- Given instruction
Copy all lines in which the word "reading" can be found.

- Input for this task
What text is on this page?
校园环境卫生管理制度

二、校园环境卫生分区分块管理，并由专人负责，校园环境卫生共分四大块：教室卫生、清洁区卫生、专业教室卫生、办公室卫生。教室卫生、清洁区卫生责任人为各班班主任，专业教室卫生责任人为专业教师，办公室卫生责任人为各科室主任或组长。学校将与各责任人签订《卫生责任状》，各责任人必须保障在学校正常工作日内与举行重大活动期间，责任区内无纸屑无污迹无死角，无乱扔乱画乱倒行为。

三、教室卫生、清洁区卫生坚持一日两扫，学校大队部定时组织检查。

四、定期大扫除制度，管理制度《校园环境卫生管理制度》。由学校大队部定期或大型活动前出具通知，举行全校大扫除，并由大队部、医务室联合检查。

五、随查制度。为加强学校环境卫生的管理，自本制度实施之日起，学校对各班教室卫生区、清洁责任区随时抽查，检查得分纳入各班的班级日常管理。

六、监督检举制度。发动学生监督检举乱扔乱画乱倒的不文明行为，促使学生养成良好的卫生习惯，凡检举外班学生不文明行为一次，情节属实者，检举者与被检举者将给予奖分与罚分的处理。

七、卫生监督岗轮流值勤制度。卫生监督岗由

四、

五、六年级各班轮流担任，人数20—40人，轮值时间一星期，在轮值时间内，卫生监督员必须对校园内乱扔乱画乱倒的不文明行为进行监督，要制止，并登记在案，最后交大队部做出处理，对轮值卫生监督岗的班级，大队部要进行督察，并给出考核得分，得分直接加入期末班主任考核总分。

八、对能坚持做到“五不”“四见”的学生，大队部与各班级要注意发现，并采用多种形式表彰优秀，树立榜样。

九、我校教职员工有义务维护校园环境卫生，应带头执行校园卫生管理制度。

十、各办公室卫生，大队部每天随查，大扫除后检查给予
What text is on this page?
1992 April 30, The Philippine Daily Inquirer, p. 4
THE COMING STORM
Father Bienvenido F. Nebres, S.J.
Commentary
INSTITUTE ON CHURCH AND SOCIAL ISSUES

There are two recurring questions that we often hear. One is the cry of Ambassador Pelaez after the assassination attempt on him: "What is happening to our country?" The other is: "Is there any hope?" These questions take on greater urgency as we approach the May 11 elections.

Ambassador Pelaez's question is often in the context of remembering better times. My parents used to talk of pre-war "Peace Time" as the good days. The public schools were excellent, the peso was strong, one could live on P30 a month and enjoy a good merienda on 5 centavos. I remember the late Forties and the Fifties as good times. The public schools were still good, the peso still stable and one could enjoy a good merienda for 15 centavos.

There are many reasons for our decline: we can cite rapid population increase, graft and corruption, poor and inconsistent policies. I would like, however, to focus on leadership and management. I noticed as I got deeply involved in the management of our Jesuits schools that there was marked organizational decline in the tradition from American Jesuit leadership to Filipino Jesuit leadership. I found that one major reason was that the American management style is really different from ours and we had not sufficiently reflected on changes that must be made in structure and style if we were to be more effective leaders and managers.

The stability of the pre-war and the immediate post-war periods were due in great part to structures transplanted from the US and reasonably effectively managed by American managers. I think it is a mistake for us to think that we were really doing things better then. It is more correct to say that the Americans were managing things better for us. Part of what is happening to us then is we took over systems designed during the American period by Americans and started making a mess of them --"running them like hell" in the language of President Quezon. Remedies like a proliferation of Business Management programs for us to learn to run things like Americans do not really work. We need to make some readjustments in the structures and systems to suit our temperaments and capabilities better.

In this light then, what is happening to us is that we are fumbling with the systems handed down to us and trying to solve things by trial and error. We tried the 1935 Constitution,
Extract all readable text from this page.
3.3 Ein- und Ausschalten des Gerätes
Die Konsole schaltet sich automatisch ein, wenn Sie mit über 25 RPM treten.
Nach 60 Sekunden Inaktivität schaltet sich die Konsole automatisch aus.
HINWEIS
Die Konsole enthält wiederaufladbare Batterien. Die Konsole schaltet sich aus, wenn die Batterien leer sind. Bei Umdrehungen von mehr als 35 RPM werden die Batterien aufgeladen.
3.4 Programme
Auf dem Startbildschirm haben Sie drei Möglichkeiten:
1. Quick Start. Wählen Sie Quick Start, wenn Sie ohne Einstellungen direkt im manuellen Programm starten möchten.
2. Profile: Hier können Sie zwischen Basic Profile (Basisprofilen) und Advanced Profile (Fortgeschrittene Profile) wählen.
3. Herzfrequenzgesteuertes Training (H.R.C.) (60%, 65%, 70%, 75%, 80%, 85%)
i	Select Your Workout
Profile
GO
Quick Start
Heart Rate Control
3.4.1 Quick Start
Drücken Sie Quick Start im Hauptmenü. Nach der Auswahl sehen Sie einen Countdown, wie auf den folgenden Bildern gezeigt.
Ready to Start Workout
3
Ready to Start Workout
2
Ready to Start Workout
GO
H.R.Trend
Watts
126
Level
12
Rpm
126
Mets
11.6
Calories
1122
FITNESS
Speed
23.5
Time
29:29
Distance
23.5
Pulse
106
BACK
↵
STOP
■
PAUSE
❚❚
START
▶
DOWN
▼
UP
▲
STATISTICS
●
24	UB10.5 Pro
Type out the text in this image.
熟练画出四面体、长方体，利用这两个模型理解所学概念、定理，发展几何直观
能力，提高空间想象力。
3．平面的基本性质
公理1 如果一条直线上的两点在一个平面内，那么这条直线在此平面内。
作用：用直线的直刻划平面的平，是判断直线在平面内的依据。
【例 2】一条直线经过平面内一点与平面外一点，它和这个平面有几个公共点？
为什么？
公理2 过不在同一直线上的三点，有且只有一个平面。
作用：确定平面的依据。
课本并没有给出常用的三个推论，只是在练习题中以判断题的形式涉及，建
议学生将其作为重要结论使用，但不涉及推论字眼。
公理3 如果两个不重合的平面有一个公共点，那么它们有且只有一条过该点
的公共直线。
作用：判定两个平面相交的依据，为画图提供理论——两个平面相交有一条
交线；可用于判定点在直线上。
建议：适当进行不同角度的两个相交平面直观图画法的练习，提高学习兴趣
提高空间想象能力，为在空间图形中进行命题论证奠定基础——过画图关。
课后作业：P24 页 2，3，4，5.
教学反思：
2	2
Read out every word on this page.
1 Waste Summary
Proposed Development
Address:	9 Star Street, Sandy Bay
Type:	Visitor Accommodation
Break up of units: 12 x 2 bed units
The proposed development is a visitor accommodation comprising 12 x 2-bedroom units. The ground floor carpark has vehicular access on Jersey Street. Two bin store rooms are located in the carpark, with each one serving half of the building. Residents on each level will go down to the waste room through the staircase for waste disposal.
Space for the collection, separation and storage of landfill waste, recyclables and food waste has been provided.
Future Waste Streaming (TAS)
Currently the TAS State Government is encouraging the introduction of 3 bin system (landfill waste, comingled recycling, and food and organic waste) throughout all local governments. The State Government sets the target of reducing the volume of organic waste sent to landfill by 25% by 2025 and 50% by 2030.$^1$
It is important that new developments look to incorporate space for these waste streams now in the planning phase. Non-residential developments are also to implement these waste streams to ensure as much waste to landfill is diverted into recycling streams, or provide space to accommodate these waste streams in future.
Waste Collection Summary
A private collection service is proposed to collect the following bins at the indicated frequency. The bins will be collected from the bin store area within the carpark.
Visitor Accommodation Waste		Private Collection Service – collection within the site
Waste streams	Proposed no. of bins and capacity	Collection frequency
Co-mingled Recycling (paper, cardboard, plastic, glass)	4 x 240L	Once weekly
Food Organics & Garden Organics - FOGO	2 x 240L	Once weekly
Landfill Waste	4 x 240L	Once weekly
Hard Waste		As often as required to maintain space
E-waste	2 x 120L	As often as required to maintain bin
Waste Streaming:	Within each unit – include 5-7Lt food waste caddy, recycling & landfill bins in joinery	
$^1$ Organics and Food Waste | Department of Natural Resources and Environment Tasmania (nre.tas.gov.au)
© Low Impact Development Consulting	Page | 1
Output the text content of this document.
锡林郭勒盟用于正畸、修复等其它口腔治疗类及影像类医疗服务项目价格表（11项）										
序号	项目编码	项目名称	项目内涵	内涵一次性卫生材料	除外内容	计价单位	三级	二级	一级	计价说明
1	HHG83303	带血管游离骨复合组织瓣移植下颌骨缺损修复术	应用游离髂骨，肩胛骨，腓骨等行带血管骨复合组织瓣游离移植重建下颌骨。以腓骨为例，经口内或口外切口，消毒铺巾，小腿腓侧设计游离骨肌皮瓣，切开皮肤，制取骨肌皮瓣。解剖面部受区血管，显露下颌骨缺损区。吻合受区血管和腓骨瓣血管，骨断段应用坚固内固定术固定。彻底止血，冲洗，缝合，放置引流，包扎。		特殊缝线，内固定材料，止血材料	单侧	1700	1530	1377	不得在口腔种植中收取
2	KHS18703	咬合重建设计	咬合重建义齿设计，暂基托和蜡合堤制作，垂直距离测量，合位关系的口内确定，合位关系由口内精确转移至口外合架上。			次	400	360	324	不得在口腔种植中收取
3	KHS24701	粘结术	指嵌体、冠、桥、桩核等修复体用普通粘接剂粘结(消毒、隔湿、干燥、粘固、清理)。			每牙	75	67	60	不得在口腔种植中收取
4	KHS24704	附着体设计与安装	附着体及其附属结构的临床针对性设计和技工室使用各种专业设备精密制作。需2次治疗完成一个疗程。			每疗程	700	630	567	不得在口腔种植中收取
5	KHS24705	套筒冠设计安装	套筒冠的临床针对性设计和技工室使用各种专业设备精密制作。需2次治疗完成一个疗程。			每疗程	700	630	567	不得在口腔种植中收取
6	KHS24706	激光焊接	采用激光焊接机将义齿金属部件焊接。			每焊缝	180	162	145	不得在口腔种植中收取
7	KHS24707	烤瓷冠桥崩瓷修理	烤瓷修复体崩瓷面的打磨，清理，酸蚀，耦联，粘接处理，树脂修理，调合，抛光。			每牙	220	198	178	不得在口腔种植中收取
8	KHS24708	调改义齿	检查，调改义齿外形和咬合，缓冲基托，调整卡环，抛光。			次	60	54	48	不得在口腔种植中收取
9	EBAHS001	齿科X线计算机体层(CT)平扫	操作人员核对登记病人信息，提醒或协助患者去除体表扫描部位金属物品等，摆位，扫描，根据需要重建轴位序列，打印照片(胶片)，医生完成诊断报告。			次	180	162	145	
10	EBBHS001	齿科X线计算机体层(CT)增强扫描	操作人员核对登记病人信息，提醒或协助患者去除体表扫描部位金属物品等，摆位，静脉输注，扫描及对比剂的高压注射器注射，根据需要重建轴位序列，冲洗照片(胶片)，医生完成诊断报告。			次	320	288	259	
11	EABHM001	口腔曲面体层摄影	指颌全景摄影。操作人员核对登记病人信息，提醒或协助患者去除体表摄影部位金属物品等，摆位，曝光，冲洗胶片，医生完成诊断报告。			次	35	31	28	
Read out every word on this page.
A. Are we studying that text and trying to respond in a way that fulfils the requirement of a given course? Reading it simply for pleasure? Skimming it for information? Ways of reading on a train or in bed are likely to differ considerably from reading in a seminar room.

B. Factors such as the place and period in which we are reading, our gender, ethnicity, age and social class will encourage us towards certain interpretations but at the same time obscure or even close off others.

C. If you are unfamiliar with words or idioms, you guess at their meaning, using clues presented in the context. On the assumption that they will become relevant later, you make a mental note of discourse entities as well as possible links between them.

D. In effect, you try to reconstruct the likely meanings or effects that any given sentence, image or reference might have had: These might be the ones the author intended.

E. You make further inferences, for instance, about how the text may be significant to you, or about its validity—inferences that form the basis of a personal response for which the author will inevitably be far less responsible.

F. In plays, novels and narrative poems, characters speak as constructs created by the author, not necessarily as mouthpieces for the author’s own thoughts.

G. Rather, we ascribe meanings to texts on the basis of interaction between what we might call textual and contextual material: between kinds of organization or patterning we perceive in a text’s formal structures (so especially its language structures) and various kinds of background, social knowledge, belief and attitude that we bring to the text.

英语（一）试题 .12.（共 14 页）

- Task response
A. Are we studying that text and trying to respond in a way that fulfils the requirement of a given course? Reading it simply for pleasure? Skimming it for information? Ways of reading on a train or in bed are likely to differ considerably from reading in a seminar room.
B. Factors such as the place and period in which we are reading, our gender, ethnicity, age and social class will encourage us towards certain interpretations but at the same time obscure or even close off others.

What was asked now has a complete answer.